**EXTRACT PROVIDED**:
It has taken me years to master a really good pie crust. I’ve always enjoyed this simple “press-in-the-pan” version but the flaky “Thanksgiving pie crust” or “Pi-day” pie crust seemed elusive. I’m happy to say that this sourdough discard pie crust has stepped up my pie game. Flaky layers, the tiniest bit of tang (if you want it) and just the easiest dough to work with. It’s so delicious and — even better — uses up that cold sourdough discard that is lurking in your refrigerator. Win-win! This sourdough pie crust is tender, flaky and can stand up to any of your favorite fillings. It’s the perfect crust for my favorite cranberry apple pie and I love it in this summer Southern Tomato Pie too.

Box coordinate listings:
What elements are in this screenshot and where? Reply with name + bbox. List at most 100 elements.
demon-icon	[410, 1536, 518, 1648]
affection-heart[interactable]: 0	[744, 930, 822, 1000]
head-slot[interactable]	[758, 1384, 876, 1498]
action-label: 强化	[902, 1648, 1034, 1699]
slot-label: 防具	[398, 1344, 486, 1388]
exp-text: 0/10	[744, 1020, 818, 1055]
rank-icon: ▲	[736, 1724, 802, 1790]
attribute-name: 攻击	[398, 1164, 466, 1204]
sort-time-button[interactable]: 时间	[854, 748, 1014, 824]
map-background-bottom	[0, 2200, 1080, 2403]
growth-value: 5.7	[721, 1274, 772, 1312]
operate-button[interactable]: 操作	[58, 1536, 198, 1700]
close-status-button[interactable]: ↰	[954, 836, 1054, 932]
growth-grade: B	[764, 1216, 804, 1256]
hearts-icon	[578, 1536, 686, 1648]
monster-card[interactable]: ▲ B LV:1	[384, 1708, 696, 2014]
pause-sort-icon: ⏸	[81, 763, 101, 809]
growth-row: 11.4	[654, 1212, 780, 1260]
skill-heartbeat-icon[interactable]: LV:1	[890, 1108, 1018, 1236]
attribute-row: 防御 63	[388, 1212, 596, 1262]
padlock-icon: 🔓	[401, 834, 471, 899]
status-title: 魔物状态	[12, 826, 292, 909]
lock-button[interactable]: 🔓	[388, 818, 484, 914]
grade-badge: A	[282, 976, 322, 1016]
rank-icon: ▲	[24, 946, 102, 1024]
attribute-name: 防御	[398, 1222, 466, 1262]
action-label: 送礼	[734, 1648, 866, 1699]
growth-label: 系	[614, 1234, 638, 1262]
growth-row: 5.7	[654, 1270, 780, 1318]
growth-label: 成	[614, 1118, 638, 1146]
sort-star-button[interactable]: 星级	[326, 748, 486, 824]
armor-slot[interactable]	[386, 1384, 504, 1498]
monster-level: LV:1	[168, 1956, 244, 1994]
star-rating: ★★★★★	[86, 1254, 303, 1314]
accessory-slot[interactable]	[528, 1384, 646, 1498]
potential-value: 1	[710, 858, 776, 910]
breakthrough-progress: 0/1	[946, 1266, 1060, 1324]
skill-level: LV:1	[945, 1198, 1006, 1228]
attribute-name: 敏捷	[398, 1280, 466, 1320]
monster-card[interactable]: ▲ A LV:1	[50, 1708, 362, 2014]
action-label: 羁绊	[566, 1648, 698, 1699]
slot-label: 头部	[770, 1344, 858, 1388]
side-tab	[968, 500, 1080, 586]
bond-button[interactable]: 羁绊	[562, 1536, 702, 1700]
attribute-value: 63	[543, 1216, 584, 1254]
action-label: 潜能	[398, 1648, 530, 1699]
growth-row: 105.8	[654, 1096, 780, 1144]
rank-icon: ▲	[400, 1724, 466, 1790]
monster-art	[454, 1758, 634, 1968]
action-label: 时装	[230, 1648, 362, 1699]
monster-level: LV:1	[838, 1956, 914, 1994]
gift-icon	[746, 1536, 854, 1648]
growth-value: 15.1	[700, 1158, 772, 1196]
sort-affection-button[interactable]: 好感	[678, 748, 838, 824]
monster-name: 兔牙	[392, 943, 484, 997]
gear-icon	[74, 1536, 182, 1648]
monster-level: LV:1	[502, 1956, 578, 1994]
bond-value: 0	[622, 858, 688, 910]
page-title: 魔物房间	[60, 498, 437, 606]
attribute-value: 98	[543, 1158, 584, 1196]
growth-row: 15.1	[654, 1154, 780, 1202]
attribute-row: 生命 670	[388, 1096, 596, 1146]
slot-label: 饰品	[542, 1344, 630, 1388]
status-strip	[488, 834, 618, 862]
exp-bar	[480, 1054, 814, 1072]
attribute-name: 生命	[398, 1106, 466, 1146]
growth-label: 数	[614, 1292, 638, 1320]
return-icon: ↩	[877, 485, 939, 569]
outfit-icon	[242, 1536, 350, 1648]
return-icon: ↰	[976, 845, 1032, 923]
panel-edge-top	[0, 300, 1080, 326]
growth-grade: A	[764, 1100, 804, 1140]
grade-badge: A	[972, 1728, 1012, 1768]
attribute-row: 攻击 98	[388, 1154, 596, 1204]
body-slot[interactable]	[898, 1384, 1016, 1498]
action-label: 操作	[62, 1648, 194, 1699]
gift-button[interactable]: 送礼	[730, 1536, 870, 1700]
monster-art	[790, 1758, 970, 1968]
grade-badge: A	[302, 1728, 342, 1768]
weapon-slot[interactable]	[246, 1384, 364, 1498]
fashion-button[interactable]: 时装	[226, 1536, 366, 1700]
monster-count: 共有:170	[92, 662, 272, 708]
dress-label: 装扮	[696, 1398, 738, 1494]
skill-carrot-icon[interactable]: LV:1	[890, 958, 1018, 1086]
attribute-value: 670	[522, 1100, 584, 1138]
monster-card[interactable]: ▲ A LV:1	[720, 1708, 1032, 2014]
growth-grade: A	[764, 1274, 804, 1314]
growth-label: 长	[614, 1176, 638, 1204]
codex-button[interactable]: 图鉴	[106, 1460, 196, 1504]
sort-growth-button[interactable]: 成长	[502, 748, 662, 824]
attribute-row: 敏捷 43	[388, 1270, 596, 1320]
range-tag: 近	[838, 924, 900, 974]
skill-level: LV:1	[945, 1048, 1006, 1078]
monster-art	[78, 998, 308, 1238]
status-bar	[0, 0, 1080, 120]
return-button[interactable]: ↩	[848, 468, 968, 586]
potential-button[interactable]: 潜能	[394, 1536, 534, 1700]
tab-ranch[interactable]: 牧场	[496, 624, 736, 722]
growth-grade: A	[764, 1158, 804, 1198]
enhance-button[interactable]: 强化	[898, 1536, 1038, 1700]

**EXERCISES**:
**A.** In the sourdough pie crust text, which pie does the writer name as a favorite for this crust?
**B.** Pick up the sourdough pie crust text after its last sentence and carry it forward.
The lines have no connection to the sourdough pie crust text.

**RESULTS BY TASK**:
**A.** The cranberry apple pie.

**B.**
The Science Behind Flaky Pie Crust
The secret to flaky pie crust: stop the gluten from developing in the flour. To do this, I use a two step process when making pie dough. First cut the butter into half of the flour mixture to form a thick paste. The butter completely coats all of the flour, coating each piece of flour in fat. Think of what happens when you have butter on your hands and you go to wash them: it’s hard to get your hands clean unless you use soap. Gluten strands start to form when the flour comes in contact with water. Butter makes it difficult for the flour to absorb water which in turn prevents the development of gluten in the pie dough. After you’ve got a thick paste, add the rest of the flour and mix the dough until you have small crumbs before adding in the sourdough discard and a little extra water if you need it. This process results in a dough that is very easy to work with and will bake up into long thin layers of flaky dough.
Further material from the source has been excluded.